## SET EXERCISE
Comb the records below for the string "xlabel" and copy each line where it turns up.

Dataset rows about figures
● ● ● ● ● ● ●

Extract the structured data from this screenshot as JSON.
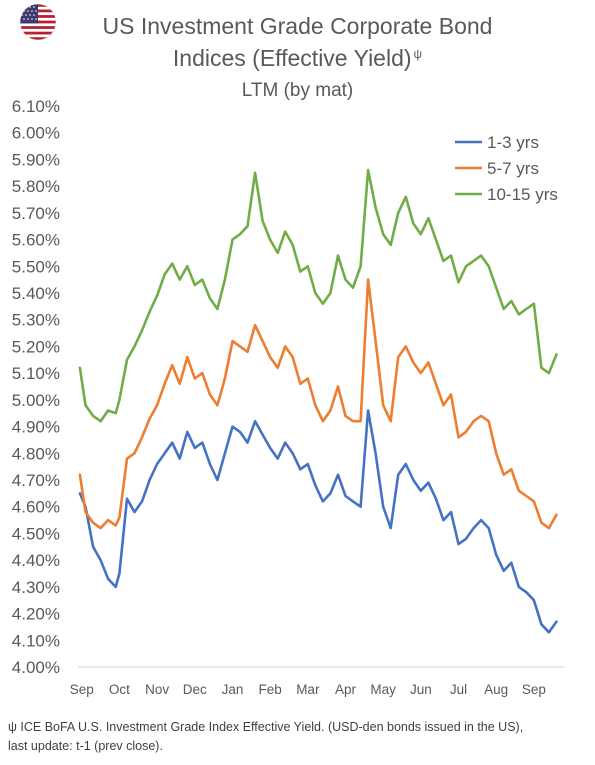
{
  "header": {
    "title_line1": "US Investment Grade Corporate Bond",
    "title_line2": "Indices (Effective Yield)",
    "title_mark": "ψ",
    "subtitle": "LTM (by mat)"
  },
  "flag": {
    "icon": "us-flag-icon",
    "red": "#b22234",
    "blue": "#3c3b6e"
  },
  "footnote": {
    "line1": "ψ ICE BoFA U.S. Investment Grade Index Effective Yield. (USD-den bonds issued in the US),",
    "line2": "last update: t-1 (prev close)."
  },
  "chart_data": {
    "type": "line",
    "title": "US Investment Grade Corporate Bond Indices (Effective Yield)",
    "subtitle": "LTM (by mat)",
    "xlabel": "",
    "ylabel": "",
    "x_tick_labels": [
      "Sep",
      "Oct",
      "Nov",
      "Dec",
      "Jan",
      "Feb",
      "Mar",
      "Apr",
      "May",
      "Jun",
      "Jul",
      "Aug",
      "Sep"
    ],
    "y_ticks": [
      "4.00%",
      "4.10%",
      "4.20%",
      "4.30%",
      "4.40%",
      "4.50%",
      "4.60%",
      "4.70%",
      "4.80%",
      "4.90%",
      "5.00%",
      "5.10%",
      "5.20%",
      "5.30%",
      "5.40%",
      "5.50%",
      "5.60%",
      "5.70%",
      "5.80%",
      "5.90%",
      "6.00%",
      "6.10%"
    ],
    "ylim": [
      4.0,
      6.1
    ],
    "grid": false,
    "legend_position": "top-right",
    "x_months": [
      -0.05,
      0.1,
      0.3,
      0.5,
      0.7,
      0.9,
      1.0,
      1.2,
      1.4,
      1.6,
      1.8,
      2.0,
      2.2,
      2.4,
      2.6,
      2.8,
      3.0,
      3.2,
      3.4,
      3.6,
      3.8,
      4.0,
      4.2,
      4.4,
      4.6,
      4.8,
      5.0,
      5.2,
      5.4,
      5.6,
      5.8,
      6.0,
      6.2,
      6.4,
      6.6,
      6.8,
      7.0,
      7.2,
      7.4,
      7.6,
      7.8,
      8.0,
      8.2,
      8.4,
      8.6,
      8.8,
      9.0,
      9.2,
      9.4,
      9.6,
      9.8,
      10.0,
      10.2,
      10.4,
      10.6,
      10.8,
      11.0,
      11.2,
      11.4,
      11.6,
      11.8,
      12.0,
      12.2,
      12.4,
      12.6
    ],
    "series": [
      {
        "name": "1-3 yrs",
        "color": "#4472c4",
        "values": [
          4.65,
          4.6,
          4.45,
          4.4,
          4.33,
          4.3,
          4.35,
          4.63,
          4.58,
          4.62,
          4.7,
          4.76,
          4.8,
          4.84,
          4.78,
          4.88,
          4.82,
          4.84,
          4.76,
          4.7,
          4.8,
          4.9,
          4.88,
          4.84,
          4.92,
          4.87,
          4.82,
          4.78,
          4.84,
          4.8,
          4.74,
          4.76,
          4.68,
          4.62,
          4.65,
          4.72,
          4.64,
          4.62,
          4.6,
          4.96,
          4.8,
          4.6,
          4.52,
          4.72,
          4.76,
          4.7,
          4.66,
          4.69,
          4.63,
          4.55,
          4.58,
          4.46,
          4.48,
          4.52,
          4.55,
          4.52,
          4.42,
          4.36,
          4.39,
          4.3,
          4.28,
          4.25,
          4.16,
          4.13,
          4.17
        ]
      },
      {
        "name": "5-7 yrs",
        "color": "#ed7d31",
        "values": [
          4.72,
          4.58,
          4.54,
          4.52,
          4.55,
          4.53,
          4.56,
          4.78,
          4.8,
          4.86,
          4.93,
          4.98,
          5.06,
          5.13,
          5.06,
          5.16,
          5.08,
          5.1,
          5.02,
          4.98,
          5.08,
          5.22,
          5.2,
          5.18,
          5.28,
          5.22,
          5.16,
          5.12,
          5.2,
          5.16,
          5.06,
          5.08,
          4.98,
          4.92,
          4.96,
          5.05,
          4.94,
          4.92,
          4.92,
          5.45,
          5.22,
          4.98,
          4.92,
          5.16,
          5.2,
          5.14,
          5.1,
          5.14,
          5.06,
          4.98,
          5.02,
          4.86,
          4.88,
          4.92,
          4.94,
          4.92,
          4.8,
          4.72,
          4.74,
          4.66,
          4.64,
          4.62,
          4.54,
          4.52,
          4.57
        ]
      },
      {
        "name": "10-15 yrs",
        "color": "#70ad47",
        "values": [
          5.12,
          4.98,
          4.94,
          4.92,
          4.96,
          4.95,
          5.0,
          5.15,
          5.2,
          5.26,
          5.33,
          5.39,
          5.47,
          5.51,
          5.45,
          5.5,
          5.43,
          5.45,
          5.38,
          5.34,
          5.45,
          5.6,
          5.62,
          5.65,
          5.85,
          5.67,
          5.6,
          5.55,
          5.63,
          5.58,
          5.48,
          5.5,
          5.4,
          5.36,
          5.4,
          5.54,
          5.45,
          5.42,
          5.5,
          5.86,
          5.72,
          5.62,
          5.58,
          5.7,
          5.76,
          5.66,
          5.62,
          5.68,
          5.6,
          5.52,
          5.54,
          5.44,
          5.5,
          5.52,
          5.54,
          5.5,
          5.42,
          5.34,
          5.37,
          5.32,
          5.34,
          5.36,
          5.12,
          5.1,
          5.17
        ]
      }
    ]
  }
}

● ● ● ● ● ● ●

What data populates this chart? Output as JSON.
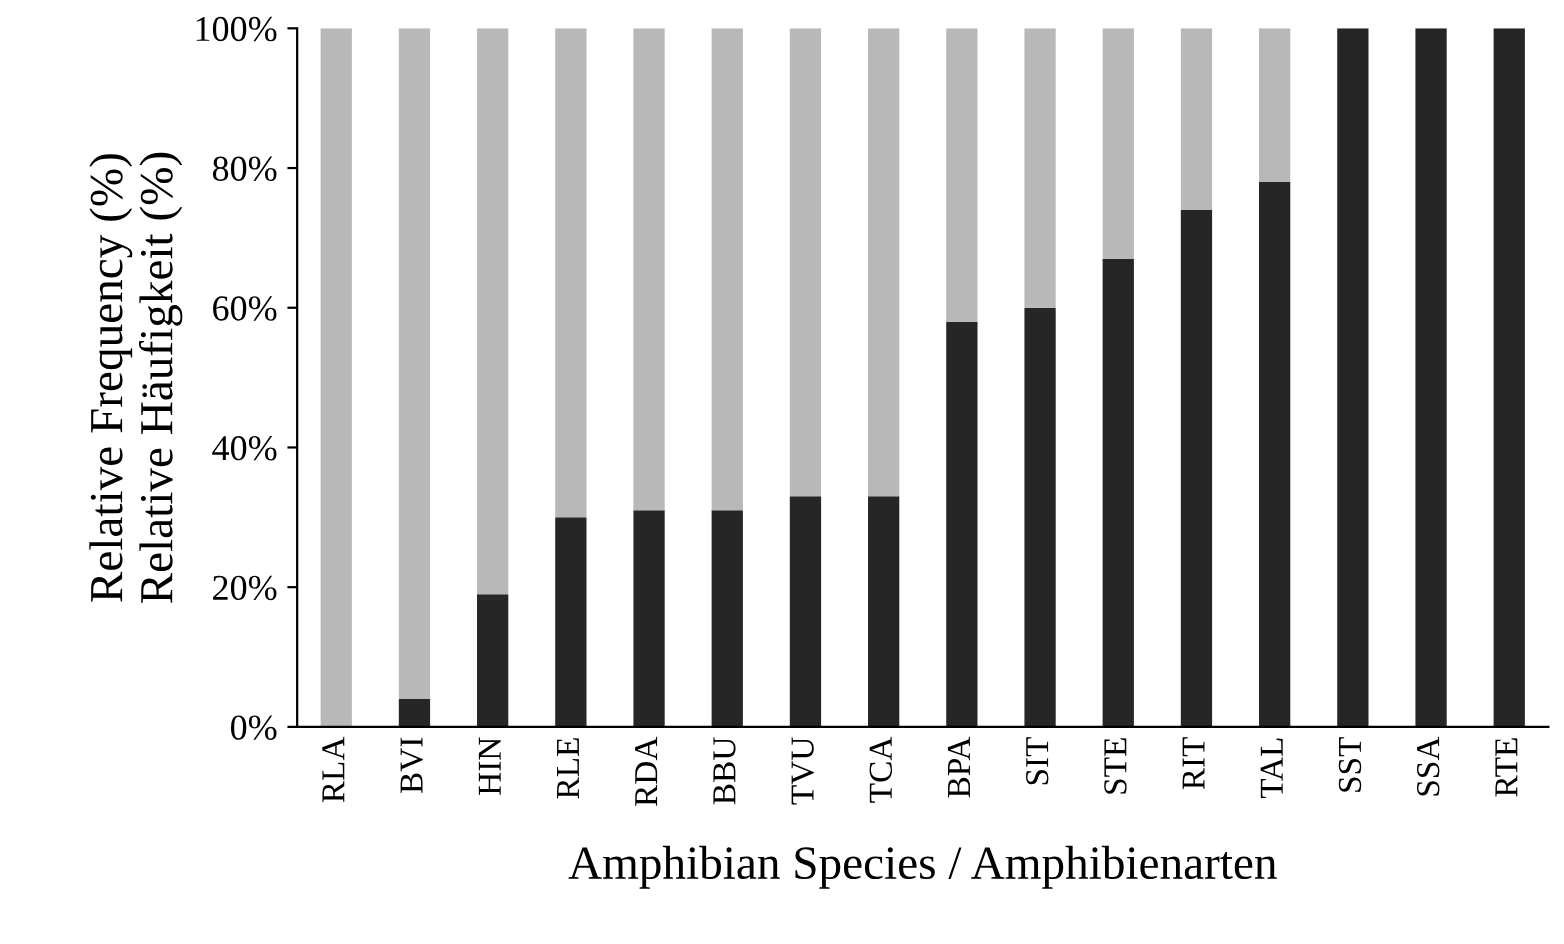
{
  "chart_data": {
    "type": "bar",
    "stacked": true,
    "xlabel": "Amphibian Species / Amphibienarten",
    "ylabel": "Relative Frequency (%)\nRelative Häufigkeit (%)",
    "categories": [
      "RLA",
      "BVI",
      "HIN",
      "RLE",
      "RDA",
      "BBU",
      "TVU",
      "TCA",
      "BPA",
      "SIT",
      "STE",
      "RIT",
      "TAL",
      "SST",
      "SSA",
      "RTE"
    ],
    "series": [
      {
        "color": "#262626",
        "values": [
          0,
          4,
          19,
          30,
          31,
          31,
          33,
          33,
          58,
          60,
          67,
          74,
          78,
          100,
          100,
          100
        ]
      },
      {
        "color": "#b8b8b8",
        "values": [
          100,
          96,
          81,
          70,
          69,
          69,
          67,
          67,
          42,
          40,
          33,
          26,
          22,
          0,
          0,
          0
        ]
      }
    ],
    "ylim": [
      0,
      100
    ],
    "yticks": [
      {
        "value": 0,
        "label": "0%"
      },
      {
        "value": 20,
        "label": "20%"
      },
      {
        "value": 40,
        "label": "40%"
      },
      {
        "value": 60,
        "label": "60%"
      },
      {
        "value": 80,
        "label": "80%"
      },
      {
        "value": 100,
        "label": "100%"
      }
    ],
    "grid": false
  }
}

● ● ● ● ● ● ●

## CORRECT RESULT
    "xlabel": "",
    "xlabel": "Amphibian Species / Amphibienarten",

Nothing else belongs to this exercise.